• _Excerpt from a dataset_:

* Start *

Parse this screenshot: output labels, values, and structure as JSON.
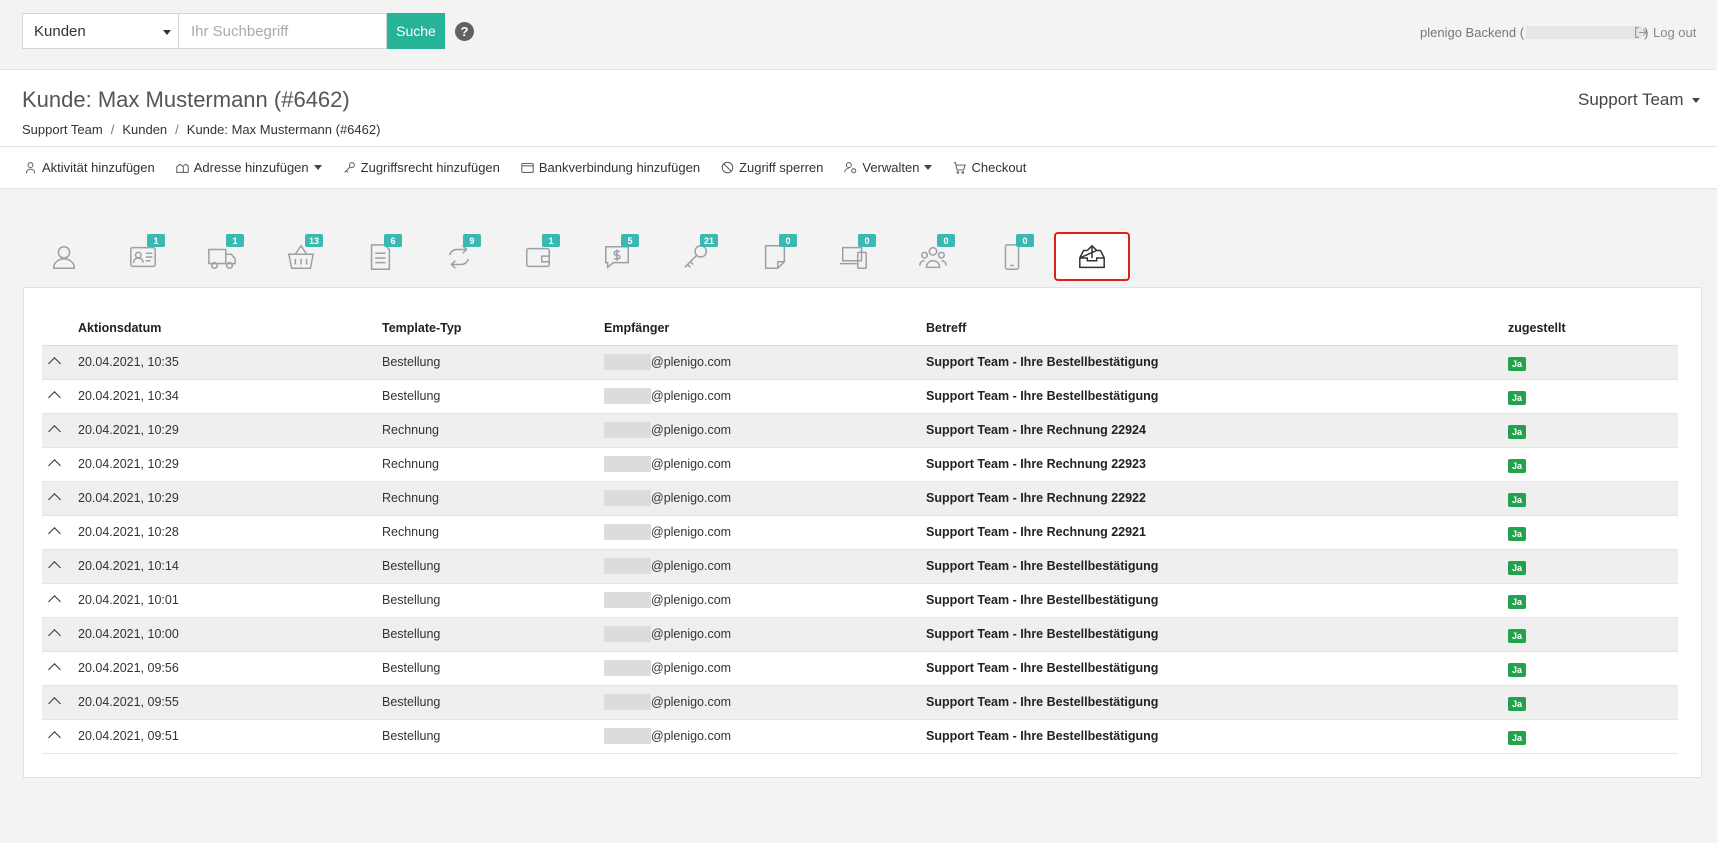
{
  "search": {
    "scope": "Kunden",
    "placeholder": "Ihr Suchbegriff",
    "button": "Suche",
    "help": "?"
  },
  "user": {
    "app_label": "plenigo Backend (",
    "close_paren": ")",
    "logout": "Log out"
  },
  "page": {
    "title": "Kunde: Max Mustermann (#6462)",
    "team": "Support Team"
  },
  "breadcrumb": [
    {
      "label": "Support Team"
    },
    {
      "label": "Kunden"
    },
    {
      "label": "Kunde: Max Mustermann (#6462)"
    }
  ],
  "breadcrumb_sep": "/",
  "toolbar": [
    {
      "label": "Aktivität hinzufügen",
      "icon": "activity-icon"
    },
    {
      "label": "Adresse hinzufügen",
      "icon": "address-icon",
      "dropdown": true
    },
    {
      "label": "Zugriffsrecht hinzufügen",
      "icon": "key-icon"
    },
    {
      "label": "Bankverbindung hinzufügen",
      "icon": "wallet-icon"
    },
    {
      "label": "Zugriff sperren",
      "icon": "block-icon"
    },
    {
      "label": "Verwalten",
      "icon": "manage-icon",
      "dropdown": true
    },
    {
      "label": "Checkout",
      "icon": "cart-icon"
    }
  ],
  "tabs": [
    {
      "icon": "user-icon",
      "badge": ""
    },
    {
      "icon": "id-card-icon",
      "badge": "1"
    },
    {
      "icon": "truck-icon",
      "badge": "1"
    },
    {
      "icon": "basket-icon",
      "badge": "13"
    },
    {
      "icon": "invoice-icon",
      "badge": "6"
    },
    {
      "icon": "repeat-icon",
      "badge": "9"
    },
    {
      "icon": "wallet-icon",
      "badge": "1"
    },
    {
      "icon": "message-dollar-icon",
      "badge": "5"
    },
    {
      "icon": "key-icon",
      "badge": "21"
    },
    {
      "icon": "note-icon",
      "badge": "0"
    },
    {
      "icon": "devices-icon",
      "badge": "0"
    },
    {
      "icon": "users-icon",
      "badge": "0"
    },
    {
      "icon": "mobile-icon",
      "badge": "0"
    },
    {
      "icon": "outbox-icon",
      "badge": ""
    }
  ],
  "table": {
    "headers": {
      "date": "Aktionsdatum",
      "type": "Template-Typ",
      "to": "Empfänger",
      "subject": "Betreff",
      "delivered": "zugestellt"
    },
    "email_domain": "@plenigo.com",
    "rows": [
      {
        "date": "20.04.2021, 10:35",
        "type": "Bestellung",
        "subject": "Support Team - Ihre Bestellbestätigung",
        "delivered": "Ja"
      },
      {
        "date": "20.04.2021, 10:34",
        "type": "Bestellung",
        "subject": "Support Team - Ihre Bestellbestätigung",
        "delivered": "Ja"
      },
      {
        "date": "20.04.2021, 10:29",
        "type": "Rechnung",
        "subject": "Support Team - Ihre Rechnung 22924",
        "delivered": "Ja"
      },
      {
        "date": "20.04.2021, 10:29",
        "type": "Rechnung",
        "subject": "Support Team - Ihre Rechnung 22923",
        "delivered": "Ja"
      },
      {
        "date": "20.04.2021, 10:29",
        "type": "Rechnung",
        "subject": "Support Team - Ihre Rechnung 22922",
        "delivered": "Ja"
      },
      {
        "date": "20.04.2021, 10:28",
        "type": "Rechnung",
        "subject": "Support Team - Ihre Rechnung 22921",
        "delivered": "Ja"
      },
      {
        "date": "20.04.2021, 10:14",
        "type": "Bestellung",
        "subject": "Support Team - Ihre Bestellbestätigung",
        "delivered": "Ja"
      },
      {
        "date": "20.04.2021, 10:01",
        "type": "Bestellung",
        "subject": "Support Team - Ihre Bestellbestätigung",
        "delivered": "Ja"
      },
      {
        "date": "20.04.2021, 10:00",
        "type": "Bestellung",
        "subject": "Support Team - Ihre Bestellbestätigung",
        "delivered": "Ja"
      },
      {
        "date": "20.04.2021, 09:56",
        "type": "Bestellung",
        "subject": "Support Team - Ihre Bestellbestätigung",
        "delivered": "Ja"
      },
      {
        "date": "20.04.2021, 09:55",
        "type": "Bestellung",
        "subject": "Support Team - Ihre Bestellbestätigung",
        "delivered": "Ja"
      },
      {
        "date": "20.04.2021, 09:51",
        "type": "Bestellung",
        "subject": "Support Team - Ihre Bestellbestätigung",
        "delivered": "Ja"
      }
    ]
  },
  "colors": {
    "accent": "#26b397",
    "badge": "#3ab8b2",
    "success": "#23a24d",
    "highlight": "#e01e1e"
  }
}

* End *

• _Job_: Write out the material above once more, exactly as it reads, with no pictures.

• _Right answer_:
Parse this screenshot: output labels, values, and structure as JSON.
{
  "search": {
    "scope": "Kunden",
    "placeholder": "Ihr Suchbegriff",
    "button": "Suche",
    "help": "?"
  },
  "user": {
    "app_label": "plenigo Backend (",
    "close_paren": ")",
    "logout": "Log out"
  },
  "page": {
    "title": "Kunde: Max Mustermann (#6462)",
    "team": "Support Team"
  },
  "breadcrumb": [
    {
      "label": "Support Team"
    },
    {
      "label": "Kunden"
    },
    {
      "label": "Kunde: Max Mustermann (#6462)"
    }
  ],
  "breadcrumb_sep": "/",
  "toolbar": [
    {
      "label": "Aktivität hinzufügen",
      "icon": "activity-icon"
    },
    {
      "label": "Adresse hinzufügen",
      "icon": "address-icon",
      "dropdown": true
    },
    {
      "label": "Zugriffsrecht hinzufügen",
      "icon": "key-icon"
    },
    {
      "label": "Bankverbindung hinzufügen",
      "icon": "wallet-icon"
    },
    {
      "label": "Zugriff sperren",
      "icon": "block-icon"
    },
    {
      "label": "Verwalten",
      "icon": "manage-icon",
      "dropdown": true
    },
    {
      "label": "Checkout",
      "icon": "cart-icon"
    }
  ],
  "tabs": [
    {
      "icon": "user-icon",
      "badge": ""
    },
    {
      "icon": "id-card-icon",
      "badge": "1"
    },
    {
      "icon": "truck-icon",
      "badge": "1"
    },
    {
      "icon": "basket-icon",
      "badge": "13"
    },
    {
      "icon": "invoice-icon",
      "badge": "6"
    },
    {
      "icon": "repeat-icon",
      "badge": "9"
    },
    {
      "icon": "wallet-icon",
      "badge": "1"
    },
    {
      "icon": "message-dollar-icon",
      "badge": "5"
    },
    {
      "icon": "key-icon",
      "badge": "21"
    },
    {
      "icon": "note-icon",
      "badge": "0"
    },
    {
      "icon": "devices-icon",
      "badge": "0"
    },
    {
      "icon": "users-icon",
      "badge": "0"
    },
    {
      "icon": "mobile-icon",
      "badge": "0"
    },
    {
      "icon": "outbox-icon",
      "badge": ""
    }
  ],
  "table": {
    "headers": {
      "date": "Aktionsdatum",
      "type": "Template-Typ",
      "to": "Empfänger",
      "subject": "Betreff",
      "delivered": "zugestellt"
    },
    "email_domain": "@plenigo.com",
    "rows": [
      {
        "date": "20.04.2021, 10:35",
        "type": "Bestellung",
        "subject": "Support Team - Ihre Bestellbestätigung",
        "delivered": "Ja"
      },
      {
        "date": "20.04.2021, 10:34",
        "type": "Bestellung",
        "subject": "Support Team - Ihre Bestellbestätigung",
        "delivered": "Ja"
      },
      {
        "date": "20.04.2021, 10:29",
        "type": "Rechnung",
        "subject": "Support Team - Ihre Rechnung 22924",
        "delivered": "Ja"
      },
      {
        "date": "20.04.2021, 10:29",
        "type": "Rechnung",
        "subject": "Support Team - Ihre Rechnung 22923",
        "delivered": "Ja"
      },
      {
        "date": "20.04.2021, 10:29",
        "type": "Rechnung",
        "subject": "Support Team - Ihre Rechnung 22922",
        "delivered": "Ja"
      },
      {
        "date": "20.04.2021, 10:28",
        "type": "Rechnung",
        "subject": "Support Team - Ihre Rechnung 22921",
        "delivered": "Ja"
      },
      {
        "date": "20.04.2021, 10:14",
        "type": "Bestellung",
        "subject": "Support Team - Ihre Bestellbestätigung",
        "delivered": "Ja"
      },
      {
        "date": "20.04.2021, 10:01",
        "type": "Bestellung",
        "subject": "Support Team - Ihre Bestellbestätigung",
        "delivered": "Ja"
      },
      {
        "date": "20.04.2021, 10:00",
        "type": "Bestellung",
        "subject": "Support Team - Ihre Bestellbestätigung",
        "delivered": "Ja"
      },
      {
        "date": "20.04.2021, 09:56",
        "type": "Bestellung",
        "subject": "Support Team - Ihre Bestellbestätigung",
        "delivered": "Ja"
      },
      {
        "date": "20.04.2021, 09:55",
        "type": "Bestellung",
        "subject": "Support Team - Ihre Bestellbestätigung",
        "delivered": "Ja"
      },
      {
        "date": "20.04.2021, 09:51",
        "type": "Bestellung",
        "subject": "Support Team - Ihre Bestellbestätigung",
        "delivered": "Ja"
      }
    ]
  },
  "colors": {
    "accent": "#26b397",
    "badge": "#3ab8b2",
    "success": "#23a24d",
    "highlight": "#e01e1e"
  }
}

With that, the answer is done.